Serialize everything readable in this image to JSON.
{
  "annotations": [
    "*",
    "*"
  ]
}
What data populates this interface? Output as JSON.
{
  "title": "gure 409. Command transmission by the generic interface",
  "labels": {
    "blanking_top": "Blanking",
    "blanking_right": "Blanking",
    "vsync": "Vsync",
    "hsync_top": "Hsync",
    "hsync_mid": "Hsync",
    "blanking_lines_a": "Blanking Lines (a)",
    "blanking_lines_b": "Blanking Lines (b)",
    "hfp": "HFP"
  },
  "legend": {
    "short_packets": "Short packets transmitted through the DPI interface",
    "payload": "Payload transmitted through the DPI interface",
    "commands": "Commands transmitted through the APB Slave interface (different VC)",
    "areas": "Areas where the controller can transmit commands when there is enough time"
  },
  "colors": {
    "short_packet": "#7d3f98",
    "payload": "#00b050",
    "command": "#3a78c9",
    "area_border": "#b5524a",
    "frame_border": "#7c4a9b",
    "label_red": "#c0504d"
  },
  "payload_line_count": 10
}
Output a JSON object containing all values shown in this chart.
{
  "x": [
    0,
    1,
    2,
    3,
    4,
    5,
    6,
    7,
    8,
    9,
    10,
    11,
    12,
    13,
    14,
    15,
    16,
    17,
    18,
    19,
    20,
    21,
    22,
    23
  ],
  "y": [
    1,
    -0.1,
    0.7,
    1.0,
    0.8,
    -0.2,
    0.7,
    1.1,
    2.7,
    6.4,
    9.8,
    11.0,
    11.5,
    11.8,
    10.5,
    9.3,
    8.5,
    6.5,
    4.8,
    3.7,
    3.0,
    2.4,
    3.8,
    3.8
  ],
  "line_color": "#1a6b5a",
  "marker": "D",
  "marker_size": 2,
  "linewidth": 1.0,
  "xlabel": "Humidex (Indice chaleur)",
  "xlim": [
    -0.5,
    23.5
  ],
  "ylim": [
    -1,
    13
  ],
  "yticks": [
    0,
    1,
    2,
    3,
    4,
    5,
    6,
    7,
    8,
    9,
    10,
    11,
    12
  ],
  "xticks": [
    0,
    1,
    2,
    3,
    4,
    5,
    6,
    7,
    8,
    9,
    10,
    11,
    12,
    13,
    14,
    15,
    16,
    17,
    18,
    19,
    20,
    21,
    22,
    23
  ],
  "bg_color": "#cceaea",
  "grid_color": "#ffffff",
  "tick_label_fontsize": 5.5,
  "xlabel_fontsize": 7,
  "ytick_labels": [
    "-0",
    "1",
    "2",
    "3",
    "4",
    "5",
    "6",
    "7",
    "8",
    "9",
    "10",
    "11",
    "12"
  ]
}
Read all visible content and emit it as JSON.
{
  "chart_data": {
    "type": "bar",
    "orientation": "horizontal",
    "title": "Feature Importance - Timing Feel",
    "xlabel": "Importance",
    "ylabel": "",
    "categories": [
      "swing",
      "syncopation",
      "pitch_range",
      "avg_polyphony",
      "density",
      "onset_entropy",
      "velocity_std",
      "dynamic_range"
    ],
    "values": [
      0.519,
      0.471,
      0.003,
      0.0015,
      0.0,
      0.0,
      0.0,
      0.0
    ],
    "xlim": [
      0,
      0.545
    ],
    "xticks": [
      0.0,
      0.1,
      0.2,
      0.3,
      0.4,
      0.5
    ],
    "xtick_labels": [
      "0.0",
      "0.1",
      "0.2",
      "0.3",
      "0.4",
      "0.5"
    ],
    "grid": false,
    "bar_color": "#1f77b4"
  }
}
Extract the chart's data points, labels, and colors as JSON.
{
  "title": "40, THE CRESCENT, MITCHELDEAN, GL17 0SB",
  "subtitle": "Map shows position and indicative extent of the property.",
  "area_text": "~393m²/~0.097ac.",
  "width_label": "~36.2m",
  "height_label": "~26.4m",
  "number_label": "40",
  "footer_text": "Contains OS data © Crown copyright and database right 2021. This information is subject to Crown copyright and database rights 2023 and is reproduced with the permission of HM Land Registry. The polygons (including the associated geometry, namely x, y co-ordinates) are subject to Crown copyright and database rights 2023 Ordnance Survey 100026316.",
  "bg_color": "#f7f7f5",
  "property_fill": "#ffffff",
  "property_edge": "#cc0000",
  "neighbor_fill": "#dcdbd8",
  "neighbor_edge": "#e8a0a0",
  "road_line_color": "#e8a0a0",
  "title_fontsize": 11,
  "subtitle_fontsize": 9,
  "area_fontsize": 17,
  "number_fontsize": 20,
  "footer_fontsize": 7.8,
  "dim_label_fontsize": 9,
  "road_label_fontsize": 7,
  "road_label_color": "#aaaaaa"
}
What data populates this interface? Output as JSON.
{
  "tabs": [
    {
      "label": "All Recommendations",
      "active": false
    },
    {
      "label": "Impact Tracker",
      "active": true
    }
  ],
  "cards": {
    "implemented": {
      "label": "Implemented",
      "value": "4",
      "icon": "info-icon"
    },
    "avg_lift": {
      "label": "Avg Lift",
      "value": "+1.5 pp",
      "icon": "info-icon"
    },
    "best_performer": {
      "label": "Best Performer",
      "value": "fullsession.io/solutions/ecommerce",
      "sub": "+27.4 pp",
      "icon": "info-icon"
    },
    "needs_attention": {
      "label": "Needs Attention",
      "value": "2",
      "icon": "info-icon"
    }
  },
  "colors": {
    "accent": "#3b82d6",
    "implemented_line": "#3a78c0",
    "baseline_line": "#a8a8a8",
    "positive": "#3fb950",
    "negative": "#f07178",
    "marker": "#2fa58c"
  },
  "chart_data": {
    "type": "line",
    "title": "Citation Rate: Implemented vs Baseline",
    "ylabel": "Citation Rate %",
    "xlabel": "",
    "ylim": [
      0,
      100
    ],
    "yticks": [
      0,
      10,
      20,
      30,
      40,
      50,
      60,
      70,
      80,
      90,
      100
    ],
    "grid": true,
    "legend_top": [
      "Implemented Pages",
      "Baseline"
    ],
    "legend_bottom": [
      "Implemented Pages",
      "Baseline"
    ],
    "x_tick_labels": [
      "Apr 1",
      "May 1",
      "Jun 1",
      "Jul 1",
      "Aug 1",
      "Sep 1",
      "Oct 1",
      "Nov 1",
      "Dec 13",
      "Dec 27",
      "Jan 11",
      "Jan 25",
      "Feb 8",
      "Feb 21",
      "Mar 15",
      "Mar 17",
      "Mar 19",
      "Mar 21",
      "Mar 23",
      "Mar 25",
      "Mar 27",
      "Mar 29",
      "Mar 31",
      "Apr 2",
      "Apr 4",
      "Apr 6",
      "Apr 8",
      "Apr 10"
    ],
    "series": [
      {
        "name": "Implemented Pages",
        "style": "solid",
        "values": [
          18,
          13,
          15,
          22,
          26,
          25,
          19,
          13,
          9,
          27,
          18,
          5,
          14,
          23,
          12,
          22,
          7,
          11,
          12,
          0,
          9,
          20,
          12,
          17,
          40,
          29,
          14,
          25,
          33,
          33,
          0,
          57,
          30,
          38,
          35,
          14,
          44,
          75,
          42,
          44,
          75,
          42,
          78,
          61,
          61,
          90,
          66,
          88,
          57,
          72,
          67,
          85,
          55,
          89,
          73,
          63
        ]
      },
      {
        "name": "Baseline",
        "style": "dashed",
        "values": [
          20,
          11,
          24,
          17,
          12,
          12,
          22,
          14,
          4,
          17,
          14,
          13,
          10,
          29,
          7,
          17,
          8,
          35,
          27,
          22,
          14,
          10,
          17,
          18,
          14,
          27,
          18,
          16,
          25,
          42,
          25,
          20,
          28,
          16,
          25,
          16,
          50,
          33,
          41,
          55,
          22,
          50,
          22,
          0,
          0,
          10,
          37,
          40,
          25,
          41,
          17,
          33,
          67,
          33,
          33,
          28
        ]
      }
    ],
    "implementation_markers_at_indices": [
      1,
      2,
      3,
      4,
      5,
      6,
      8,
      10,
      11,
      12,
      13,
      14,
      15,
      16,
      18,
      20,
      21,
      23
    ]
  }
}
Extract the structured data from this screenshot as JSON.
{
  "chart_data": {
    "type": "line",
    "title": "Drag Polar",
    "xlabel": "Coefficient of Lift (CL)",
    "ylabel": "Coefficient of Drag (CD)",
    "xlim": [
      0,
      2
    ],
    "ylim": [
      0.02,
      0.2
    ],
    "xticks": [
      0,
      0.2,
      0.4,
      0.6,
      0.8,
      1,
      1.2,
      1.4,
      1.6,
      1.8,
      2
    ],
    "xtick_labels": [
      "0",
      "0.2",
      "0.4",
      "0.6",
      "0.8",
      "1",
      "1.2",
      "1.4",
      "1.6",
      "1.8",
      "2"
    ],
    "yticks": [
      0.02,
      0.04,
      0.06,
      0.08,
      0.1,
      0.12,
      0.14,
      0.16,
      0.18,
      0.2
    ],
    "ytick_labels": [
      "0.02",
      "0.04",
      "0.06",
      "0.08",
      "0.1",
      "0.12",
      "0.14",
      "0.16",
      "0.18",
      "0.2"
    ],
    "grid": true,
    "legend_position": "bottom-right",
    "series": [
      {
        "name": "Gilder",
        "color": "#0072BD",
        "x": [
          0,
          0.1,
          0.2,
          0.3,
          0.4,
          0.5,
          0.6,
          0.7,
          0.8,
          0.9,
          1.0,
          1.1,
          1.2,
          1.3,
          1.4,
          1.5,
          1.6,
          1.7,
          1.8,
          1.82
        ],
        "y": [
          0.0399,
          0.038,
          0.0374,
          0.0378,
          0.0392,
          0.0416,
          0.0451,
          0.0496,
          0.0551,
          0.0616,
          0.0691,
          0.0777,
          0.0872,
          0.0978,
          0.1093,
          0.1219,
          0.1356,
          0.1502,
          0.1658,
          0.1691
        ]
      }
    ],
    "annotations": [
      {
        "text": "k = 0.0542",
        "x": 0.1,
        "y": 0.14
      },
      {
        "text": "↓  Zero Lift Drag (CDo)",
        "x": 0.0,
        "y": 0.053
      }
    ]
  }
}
○ ○ ○ ○ ○ ○ ○
* **Exercise requirements**
Locate all lines that include the word "transmitted" and copy them out.

* **Task response**
    "short_packets": "Short packets transmitted through the DPI interface",
    "payload": "Payload transmitted through the DPI interface",
    "commands": "Commands transmitted through the APB Slave interface (different VC)",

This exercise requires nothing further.